Go through the data below line by line and count those containing the word "houses". Reply with the count only.
** Start Data **
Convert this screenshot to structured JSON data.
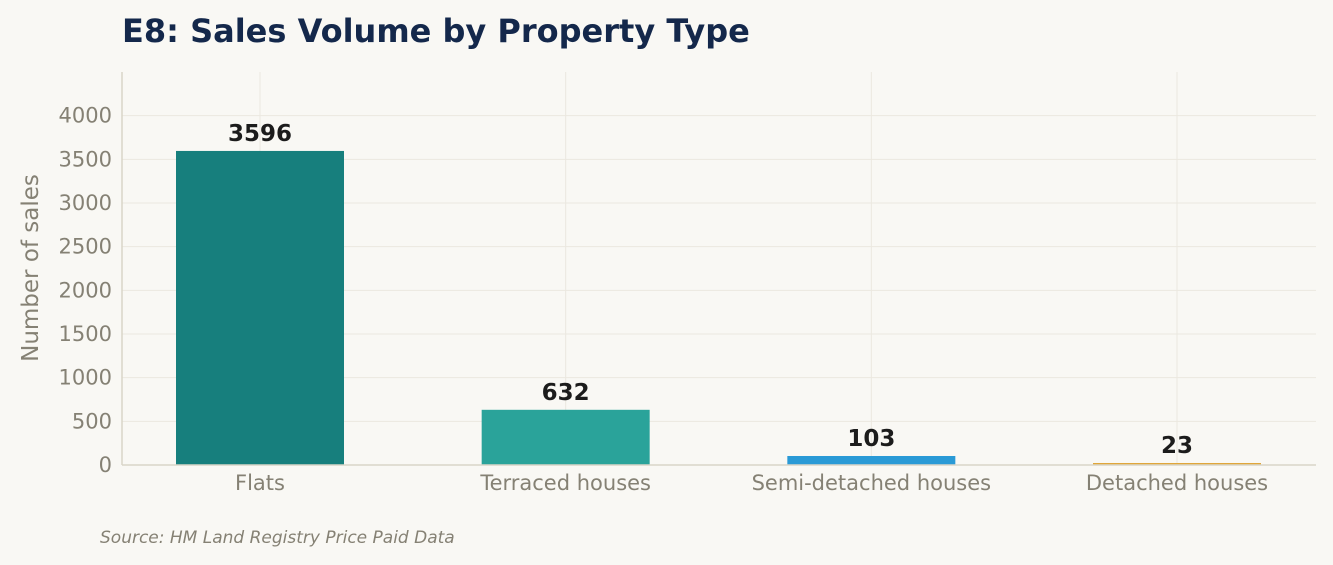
{
  "chart_data": {
    "type": "bar",
    "title": "E8: Sales Volume by Property Type",
    "xlabel": "",
    "ylabel": "Number of sales",
    "categories": [
      "Flats",
      "Terraced houses",
      "Semi-detached houses",
      "Detached houses"
    ],
    "values": [
      3596,
      632,
      103,
      23
    ],
    "data_labels": [
      "3596",
      "632",
      "103",
      "23"
    ],
    "bar_colors": [
      "#177f7d",
      "#2aa39a",
      "#2a9ad6",
      "#e0a63a"
    ],
    "ylim": [
      0,
      4500
    ],
    "yticks": [
      0,
      500,
      1000,
      1500,
      2000,
      2500,
      3000,
      3500,
      4000
    ],
    "ytick_labels": [
      "0",
      "500",
      "1000",
      "1500",
      "2000",
      "2500",
      "3000",
      "3500",
      "4000"
    ],
    "grid": true,
    "legend": "none"
  },
  "footer": {
    "source": "Source: HM Land Registry Price Paid Data"
  }
}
** End Data **
**Solution to this problem**
3